Task objective:
With the pictures left out, copy the listing below exactly.
━━ Provided records ━━
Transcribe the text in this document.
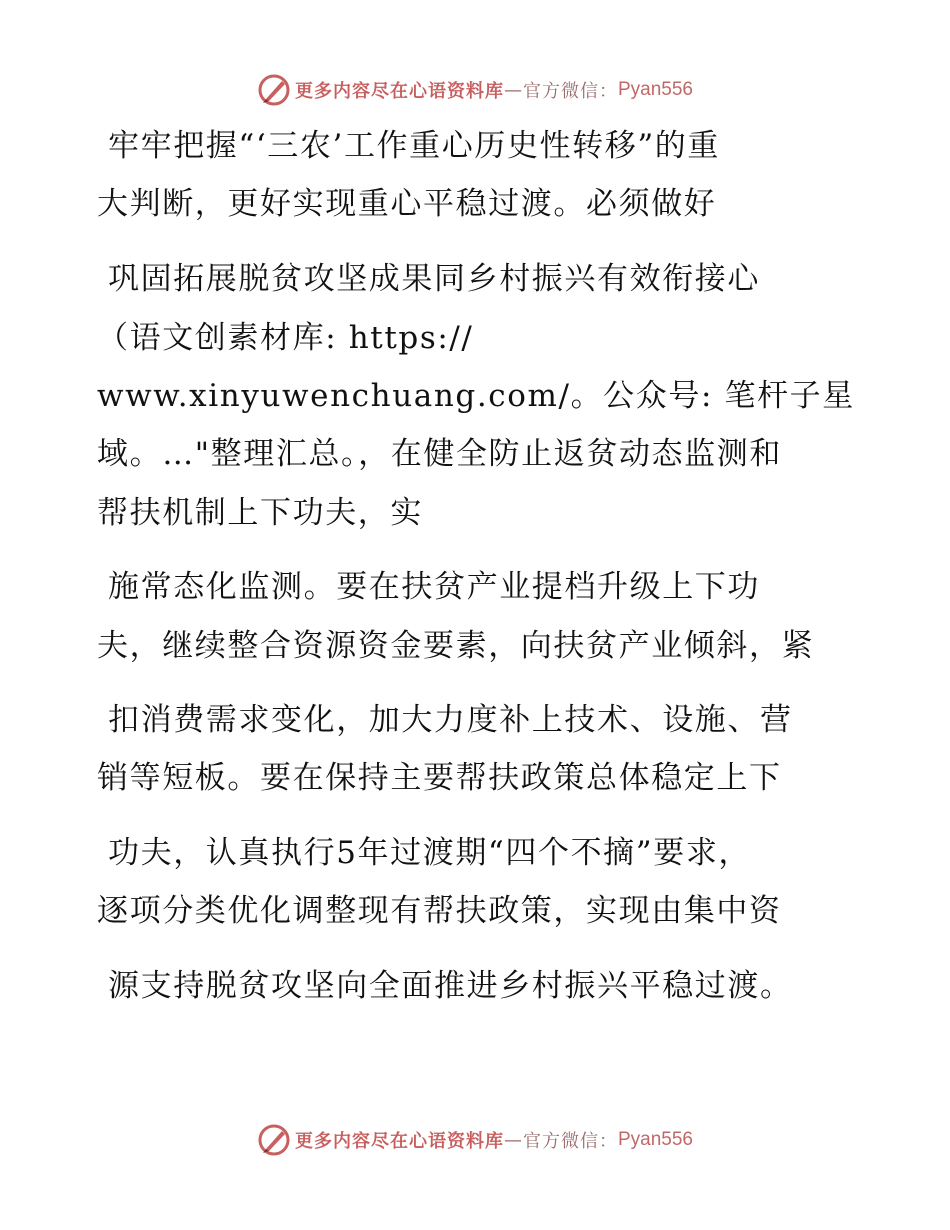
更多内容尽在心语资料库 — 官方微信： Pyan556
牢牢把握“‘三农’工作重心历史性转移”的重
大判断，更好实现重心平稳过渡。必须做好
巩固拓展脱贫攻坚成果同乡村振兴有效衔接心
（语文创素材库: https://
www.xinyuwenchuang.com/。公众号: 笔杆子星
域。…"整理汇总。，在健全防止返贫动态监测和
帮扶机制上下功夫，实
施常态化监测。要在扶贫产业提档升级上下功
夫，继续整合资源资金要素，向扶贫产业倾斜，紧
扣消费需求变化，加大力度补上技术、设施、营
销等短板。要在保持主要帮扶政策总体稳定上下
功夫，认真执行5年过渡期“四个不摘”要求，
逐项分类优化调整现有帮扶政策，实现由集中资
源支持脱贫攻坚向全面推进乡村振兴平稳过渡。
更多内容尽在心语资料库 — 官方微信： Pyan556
━━━
Response:
Transcribe the text in this document.
更多内容尽在心语资料库 — 官方微信： Pyan556
牢牢把握“‘三农’工作重心历史性转移”的重
大判断，更好实现重心平稳过渡。必须做好
巩固拓展脱贫攻坚成果同乡村振兴有效衔接心
（语文创素材库: https://
www.xinyuwenchuang.com/。公众号: 笔杆子星
域。…"整理汇总。，在健全防止返贫动态监测和
帮扶机制上下功夫，实
施常态化监测。要在扶贫产业提档升级上下功
夫，继续整合资源资金要素，向扶贫产业倾斜，紧
扣消费需求变化，加大力度补上技术、设施、营
销等短板。要在保持主要帮扶政策总体稳定上下
功夫，认真执行5年过渡期“四个不摘”要求，
逐项分类优化调整现有帮扶政策，实现由集中资
源支持脱贫攻坚向全面推进乡村振兴平稳过渡。
更多内容尽在心语资料库 — 官方微信： Pyan556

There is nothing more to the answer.